EXERCISE OBJECTIVE
Show all lines holding "asked".

(Data entries)

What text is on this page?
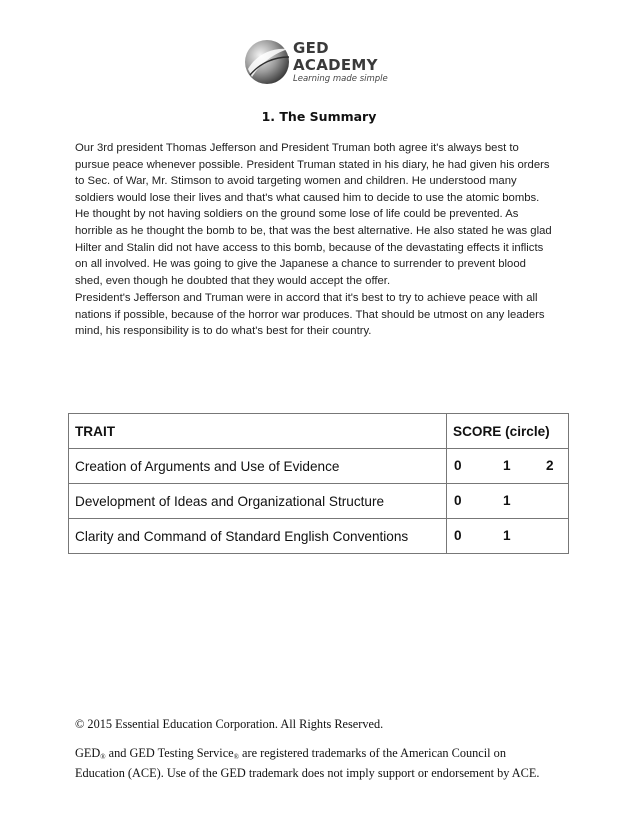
GED
ACADEMY
Learning made simple
1. The Summary
Our 3rd president Thomas Jefferson and President Truman both agree it's always best to
pursue peace whenever possible. President Truman stated in his diary, he had given his orders
to Sec. of War, Mr. Stimson to avoid targeting women and children. He understood many
soldiers would lose their lives and that's what caused him to decide to use the atomic bombs.
He thought by not having soldiers on the ground some lose of life could be prevented. As
horrible as he thought the bomb to be, that was the best alternative. He also stated he was glad
Hilter and Stalin did not have access to this bomb, because of the devastating effects it inflicts
on all involved. He was going to give the Japanese a chance to surrender to prevent blood
shed, even though he doubted that they would accept the offer.
President's Jefferson and Truman were in accord that it's best to try to achieve peace with all
nations if possible, because of the horror war produces. That should be utmost on any leaders
mind, his responsibility is to do what's best for their country.
TRAIT	SCORE (circle)
Creation of Arguments and Use of Evidence	0 1 2

Development of Ideas and Organizational Structure	0 1

Clarity and Command of Standard English Conventions	0 1
© 2015 Essential Education Corporation. All Rights Reserved.
$GED_®$ and GED Testing Service$_®$ are registered trademarks of the American Council on
Education (ACE). Use of the GED trademark does not imply support or endorsement by ACE.
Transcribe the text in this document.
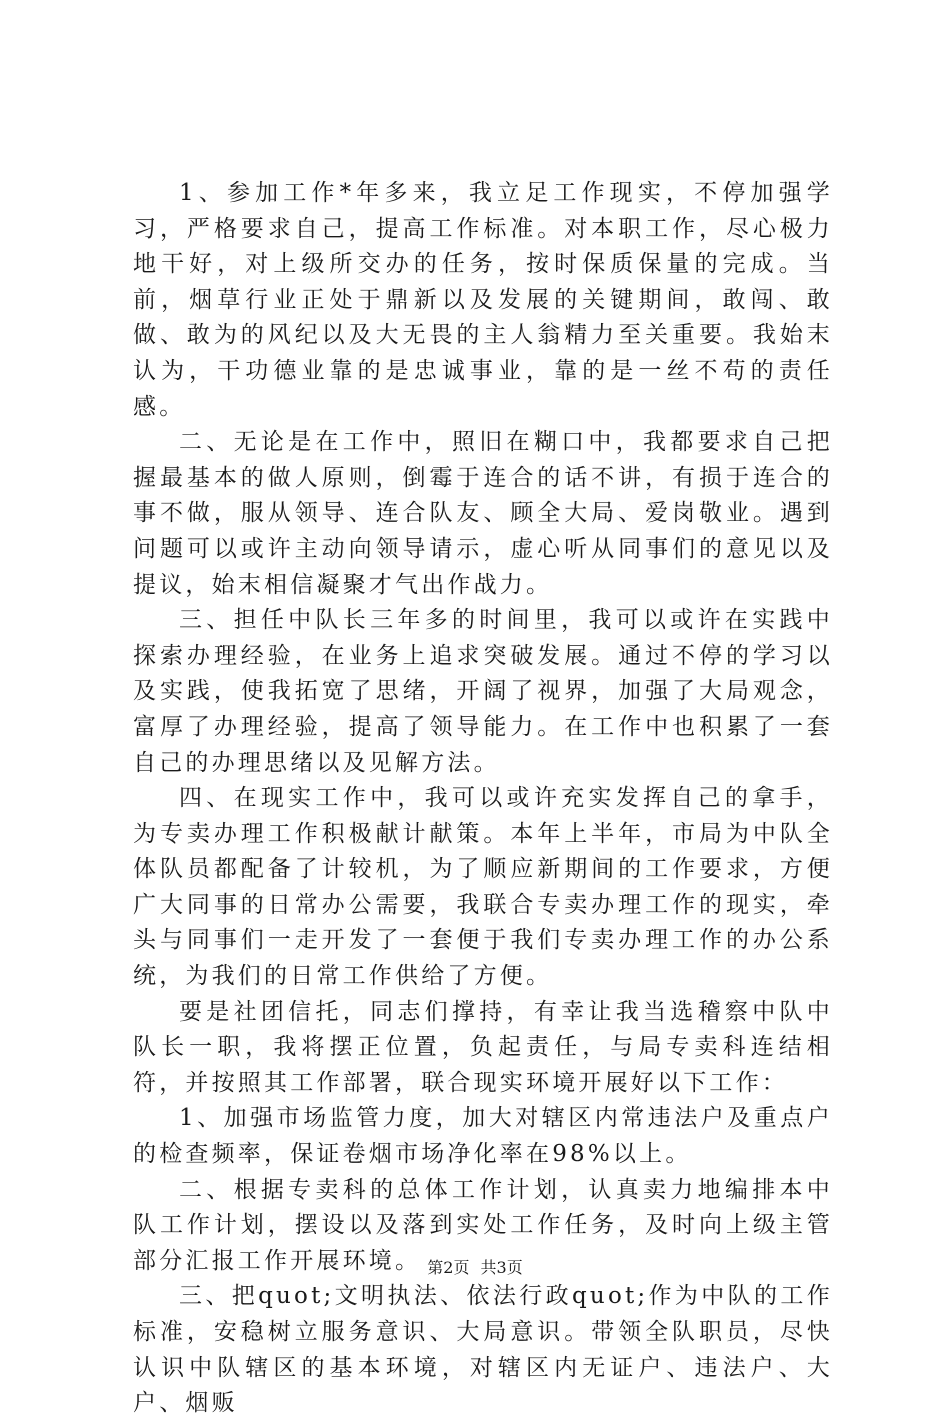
1、参加工作*年多来，我立足工作现实，不停加强学习，严格要求自己，提高工作标准。对本职工作，尽心极力地干好，对上级所交办的任务，按时保质保量的完成。当前，烟草行业正处于鼎新以及发展的关键期间，敢闯、敢做、敢为的风纪以及大无畏的主人翁精力至关重要。我始末认为，干功德业靠的是忠诚事业，靠的是一丝不苟的责任感。

二、无论是在工作中，照旧在糊口中，我都要求自己把握最基本的做人原则，倒霉于连合的话不讲，有损于连合的事不做，服从领导、连合队友、顾全大局、爱岗敬业。遇到问题可以或许主动向领导请示，虚心听从同事们的意见以及提议，始末相信凝聚才气出作战力。

三、担任中队长三年多的时间里，我可以或许在实践中探索办理经验，在业务上追求突破发展。通过不停的学习以及实践，使我拓宽了思绪，开阔了视界，加强了大局观念，富厚了办理经验，提高了领导能力。在工作中也积累了一套自己的办理思绪以及见解方法。

四、在现实工作中，我可以或许充实发挥自己的拿手，为专卖办理工作积极献计献策。本年上半年，市局为中队全体队员都配备了计较机，为了顺应新期间的工作要求，方便广大同事的日常办公需要，我联合专卖办理工作的现实，牵头与同事们一走开发了一套便于我们专卖办理工作的办公系统，为我们的日常工作供给了方便。

要是社团信托，同志们撑持，有幸让我当选稽察中队中队长一职，我将摆正位置，负起责任，与局专卖科连结相符，并按照其工作部署，联合现实环境开展好以下工作：

1、加强市场监管力度，加大对辖区内常违法户及重点户的检查频率，保证卷烟市场净化率在98%以上。

二、根据专卖科的总体工作计划，认真卖力地编排本中队工作计划，摆设以及落到实处工作任务，及时向上级主管部分汇报工作开展环境。

三、把quot;文明执法、依法行政quot;作为中队的工作标准，安稳树立服务意识、大局意识。带领全队职员，尽快认识中队辖区的基本环境，对辖区内无证户、违法户、大户、烟贩

第2页 共3页
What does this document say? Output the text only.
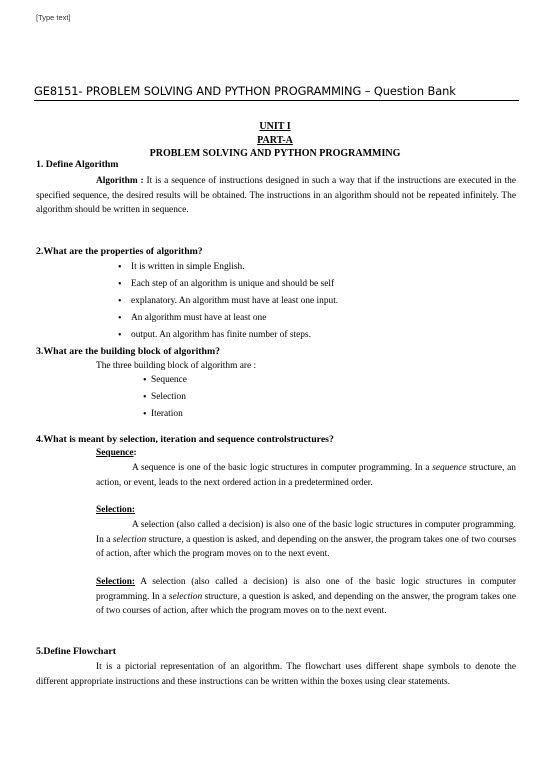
[Type text]
GE8151- PROBLEM SOLVING AND PYTHON PROGRAMMING – Question Bank
UNIT I
PART-A
PROBLEM SOLVING AND PYTHON PROGRAMMING
1. Define Algorithm
Algorithm : It is a sequence of instructions designed in such a way that if the instructions are executed in the specified sequence, the desired results will be obtained. The instructions in an algorithm should not be repeated infinitely. The algorithm should be written in sequence.
2.What are the properties of algorithm?
• It is written in simple English.
• Each step of an algorithm is unique and should be self
• explanatory. An algorithm must have at least one input.
• An algorithm must have at least one
• output. An algorithm has finite number of steps.
3.What are the building block of algorithm?
The three building block of algorithm are :
• Sequence
• Selection
• Iteration
4.What is meant by selection, iteration and sequence controlstructures?
Sequence:
A sequence is one of the basic logic structures in computer programming. In a sequence structure, an action, or event, leads to the next ordered action in a predetermined order.
Selection:
A selection (also called a decision) is also one of the basic logic structures in computer programming. In a selection structure, a question is asked, and depending on the answer, the program takes one of two courses of action, after which the program moves on to the next event.
Selection: A selection (also called a decision) is also one of the basic logic structures in computer programming. In a selection structure, a question is asked, and depending on the answer, the program takes one of two courses of action, after which the program moves on to the next event.
5.Define Flowchart
It is a pictorial representation of an algorithm. The flowchart uses different shape symbols to denote the different appropriate instructions and these instructions can be written within the boxes using clear statements.
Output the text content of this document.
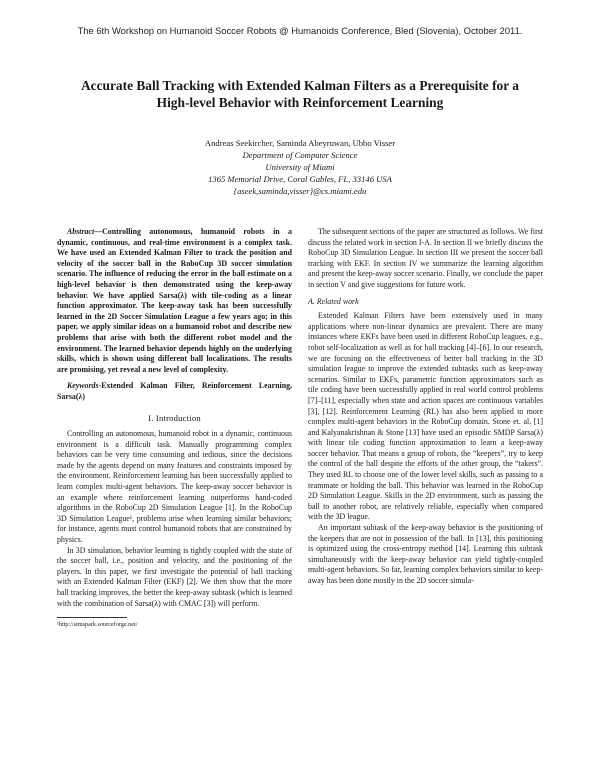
The 6th Workshop on Humanoid Soccer Robots @ Humanoids Conference, Bled (Slovenia), October 2011.
Accurate Ball Tracking with Extended Kalman Filters as a Prerequisite for a
High-level Behavior with Reinforcement Learning
Andreas Seekircher, Saminda Abeyruwan, Ubbo Visser
Department of Computer Science
University of Miami
1365 Memorial Drive, Coral Gables, FL, 33146 USA
{aseek,saminda,visser}@cs.miami.edu

Abstract—Controlling autonomous, humanoid robots in a dynamic, continuous, and real-time environment is a complex task. We have used an Extended Kalman Filter to track the position and velocity of the soccer ball in the RoboCup 3D soccer simulation scenario. The influence of reducing the error in the ball estimate on a high-level behavior is then demonstrated using the keep-away behavior. We have applied Sarsa(λ) with tile-coding as a linear function approximator. The keep-away task has been successfully learned in the 2D Soccer Simulation League a few years ago; in this paper, we apply similar ideas on a humanoid robot and describe new problems that arise with both the different robot model and the environment. The learned behavior depends highly on the underlying skills, which is shown using different ball localizations. The results are promising, yet reveal a new level of complexity.

Keywords-Extended Kalman Filter, Reinforcement Learning, Sarsa(λ)

I. Introduction

Controlling an autonomous, humanoid robot in a dynamic, continuous environment is a difficult task. Manually programming complex behaviors can be very time consuming and tedious, since the decisions made by the agents depend on many features and constraints imposed by the environment. Reinforcement learning has been successfully applied to learn complex multi-agent behaviors. The keep-away soccer behavior is an example where reinforcement learning outperforms hand-coded algorithms in the RoboCup 2D Simulation League [1]. In the RoboCup 3D Simulation League¹, problems arise when learning similar behaviors; for instance, agents must control humanoid robots that are constrained by physics.

In 3D simulation, behavior learning is tightly coupled with the state of the soccer ball, i.e., position and velocity, and the positioning of the players. In this paper, we first investigate the potential of ball tracking with an Extended Kalman Filter (EKF) [2]. We then show that the more ball tracking improves, the better the keep-away subtask (which is learned with the combination of Sarsa(λ) with CMAC [3]) will perform.

¹http://simspark.sourceforge.net/

The subsequent sections of the paper are structured as follows. We first discuss the related work in section I-A. In section II we briefly discuss the RoboCup 3D Simulation League. In section III we present the soccer ball tracking with EKF. In section IV we summarize the learning algorithm and present the keep-away soccer scenario. Finally, we conclude the paper in section V and give suggestions for future work.

A. Related work

Extended Kalman Filters have been extensively used in many applications where non-linear dynamics are prevalent. There are many instances where EKFs have been used in different RoboCup leagues, e.g., robot self-localization as well as for ball tracking [4]–[6]. In our research, we are focusing on the effectiveness of better ball tracking in the 3D simulation league to improve the extended subtasks such as keep-away scenarios. Similar to EKFs, parametric function approximators such as tile coding have been successfully applied in real world control problems [7]–[11], especially when state and action spaces are continuous variables [3], [12]. Reinforcement Learning (RL) has also been applied to more complex multi-agent behaviors in the RoboCup domain. Stone et. al. [1] and Kalyanakrishnan & Stone [13] have used an episodic SMDP Sarsa(λ) with linear tile coding function approximation to learn a keep-away soccer behavior. That means a group of robots, the “keepers”, try to keep the control of the ball despite the efforts of the other group, the “takers”. They used RL to choose one of the lower level skills, such as passing to a teammate or holding the ball. This behavior was learned in the RoboCup 2D Simulation League. Skills in the 2D environment, such as passing the ball to another robot, are relatively reliable, especially when compared with the 3D league.

An important subtask of the keep-away behavior is the positioning of the keepers that are not in possession of the ball. In [13], this positioning is optimized using the cross-entropy method [14]. Learning this subtask simultaneously with the keep-away behavior can yield tightly-coupled multi-agent behaviors. So far, learning complex behaviors similar to keep-away has been done mostly in the 2D soccer simula-
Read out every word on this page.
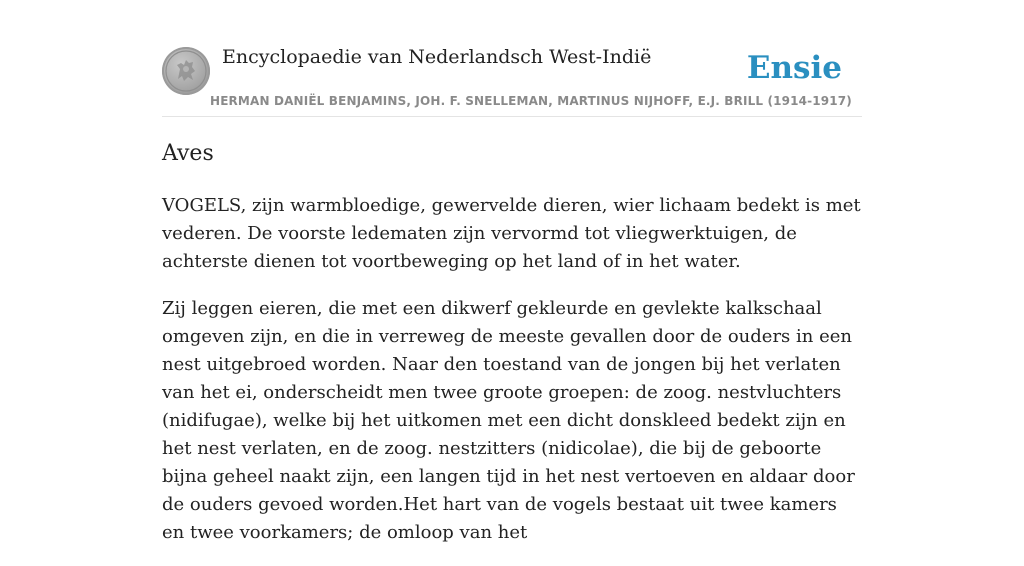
Encyclopaedie van Nederlandsch West-Indië	Ensie
HERMAN DANIËL BENJAMINS, JOH. F. SNELLEMAN, MARTINUS NIJHOFF, E.J. BRILL (1914-1917)
Aves

VOGELS, zijn warmbloedige, gewervelde dieren, wier lichaam bedekt is met vederen. De voorste ledematen zijn vervormd tot vliegwerktuigen, de achterste dienen tot voortbeweging op het land of in het water.

Zij leggen eieren, die met een dikwerf gekleurde en gevlekte kalkschaal omgeven zijn, en die in verreweg de meeste gevallen door de ouders in een nest uitgebroed worden. Naar den toestand van de jongen bij het verlaten van het ei, onderscheidt men twee groote groepen: de zoog. nestvluchters (nidifugae), welke bij het uitkomen met een dicht donskleed bedekt zijn en het nest verlaten, en de zoog. nestzitters (nidicolae), die bij de geboorte bijna geheel naakt zijn, een langen tijd in het nest vertoeven en aldaar door de ouders gevoed worden.Het hart van de vogels bestaat uit twee kamers en twee voorkamers; de omloop van het
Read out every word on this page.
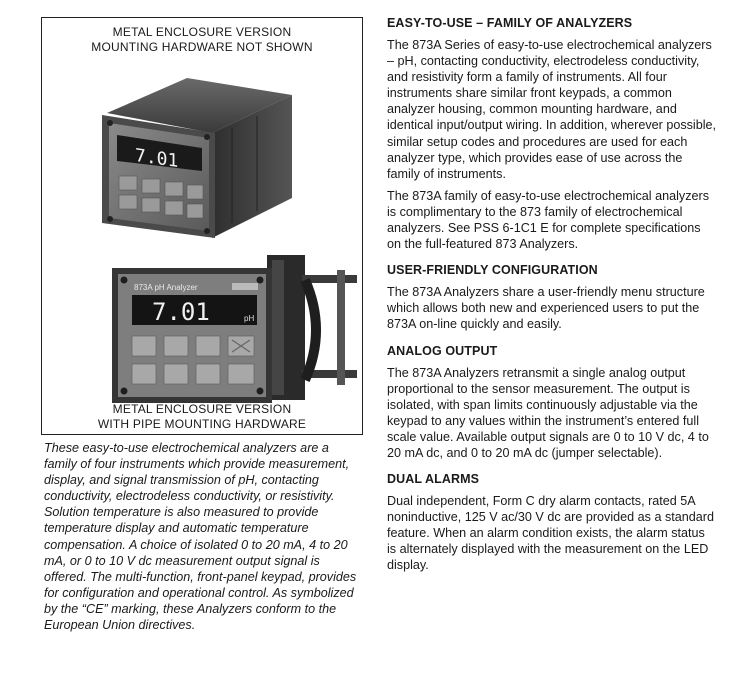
METAL ENCLOSURE VERSION
MOUNTING HARDWARE NOT SHOWN
7.01
873A pH Analyzer
7.01	pH
METAL ENCLOSURE VERSION
WITH PIPE MOUNTING HARDWARE

These easy-to-use electrochemical analyzers are a family of four instruments which provide measurement, display, and signal transmission of pH, contacting conductivity, electrodeless conductivity, or resistivity. Solution temperature is also measured to provide temperature display and automatic temperature compensation. A choice of isolated 0 to 20 mA, 4 to 20 mA, or 0 to 10 V dc measurement output signal is offered. The multi-function, front-panel keypad, provides for configuration and operational control. As symbolized by the “CE” marking, these Analyzers conform to the European Union directives.

EASY-TO-USE – FAMILY OF ANALYZERS

The 873A Series of easy-to-use electrochemical analyzers – pH, contacting conductivity, electrodeless conductivity, and resistivity form a family of instruments. All four instruments share similar front keypads, a common analyzer housing, common mounting hardware, and identical input/output wiring. In addition, wherever possible, similar setup codes and procedures are used for each analyzer type, which provides ease of use across the family of instruments.

The 873A family of easy-to-use electrochemical analyzers is complimentary to the 873 family of electrochemical analyzers. See PSS 6-1C1 E for complete specifications on the full-featured 873 Analyzers.

USER-FRIENDLY CONFIGURATION

The 873A Analyzers share a user-friendly menu structure which allows both new and experienced users to put the 873A on-line quickly and easily.

ANALOG OUTPUT

The 873A Analyzers retransmit a single analog output proportional to the sensor measurement. The output is isolated, with span limits continuously adjustable via the keypad to any values within the instrument’s entered full scale value. Available output signals are 0 to 10 V dc, 4 to 20 mA dc, and 0 to 20 mA dc (jumper selectable).

DUAL ALARMS

Dual independent, Form C dry alarm contacts, rated 5A noninductive, 125 V ac/30 V dc are provided as a standard feature. When an alarm condition exists, the alarm status is alternately displayed with the measurement on the LED display.
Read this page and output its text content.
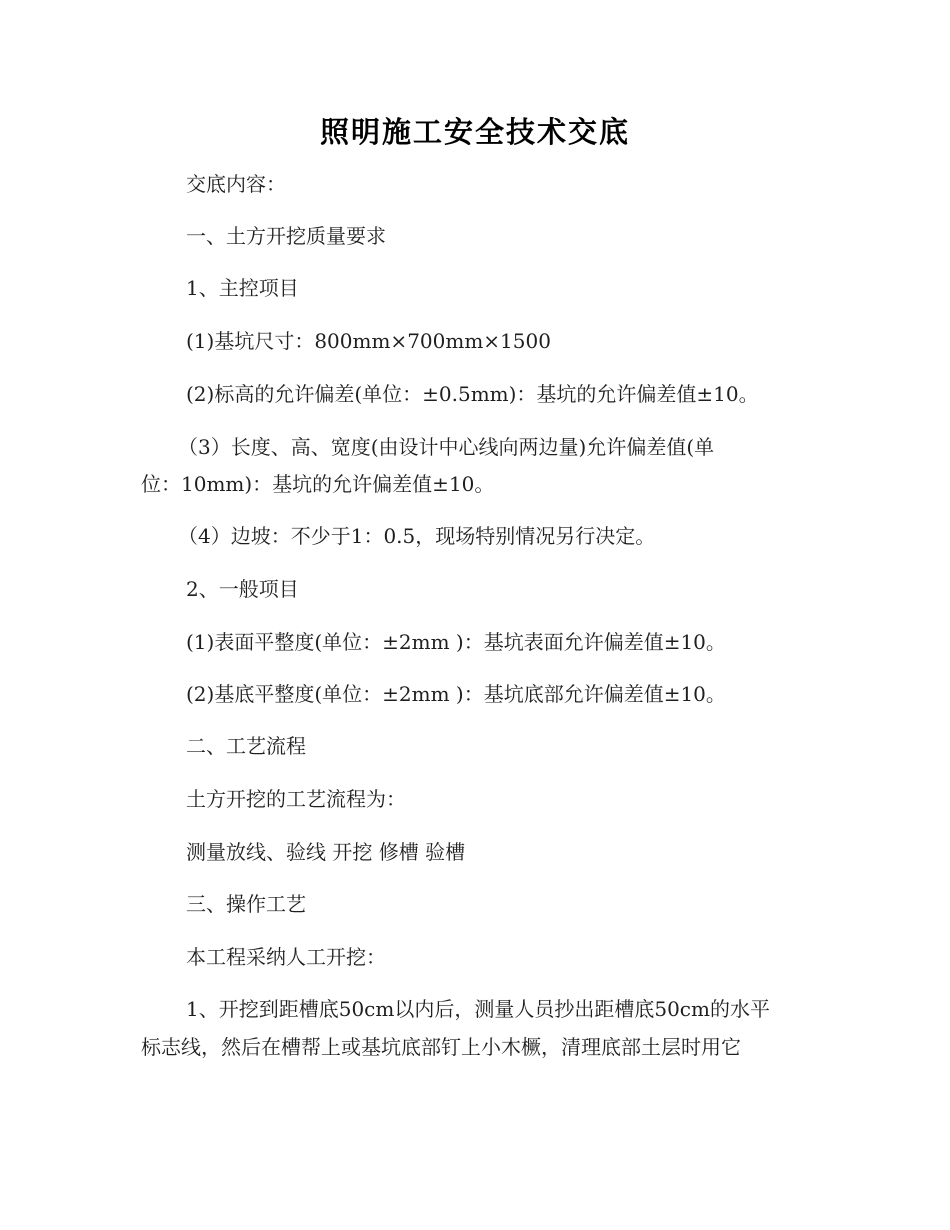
照明施工安全技术交底
交底内容：
一、土方开挖质量要求
1、主控项目
(1)基坑尺寸：800mm×700mm×1500
(2)标高的允许偏差(单位：±0.5mm)：基坑的允许偏差值±10。
（3）长度、高、宽度(由设计中心线向两边量)允许偏差值(单
位：10mm)：基坑的允许偏差值±10。
（4）边坡：不少于1：0.5，现场特别情况另行决定。
2、一般项目
(1)表面平整度(单位：±2mm )：基坑表面允许偏差值±10。
(2)基底平整度(单位：±2mm )：基坑底部允许偏差值±10。
二、工艺流程
土方开挖的工艺流程为：
测量放线、验线 开挖 修槽 验槽
三、操作工艺
本工程采纳人工开挖：
1、开挖到距槽底50cm以内后，测量人员抄出距槽底50cm的水平
标志线，然后在槽帮上或基坑底部钉上小木橛，清理底部土层时用它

EXPECTED ANSWER
A selection (also called a decision) is also one of the basic logic structures in computer programming. In a selection structure, a question is asked, and depending on the answer, the program takes one of two courses of action, after which the program moves on to the next event.
Selection: A selection (also called a decision) is also one of the basic logic structures in computer programming. In a selection structure, a question is asked, and depending on the answer, the program takes one of two courses of action, after which the program moves on to the next event.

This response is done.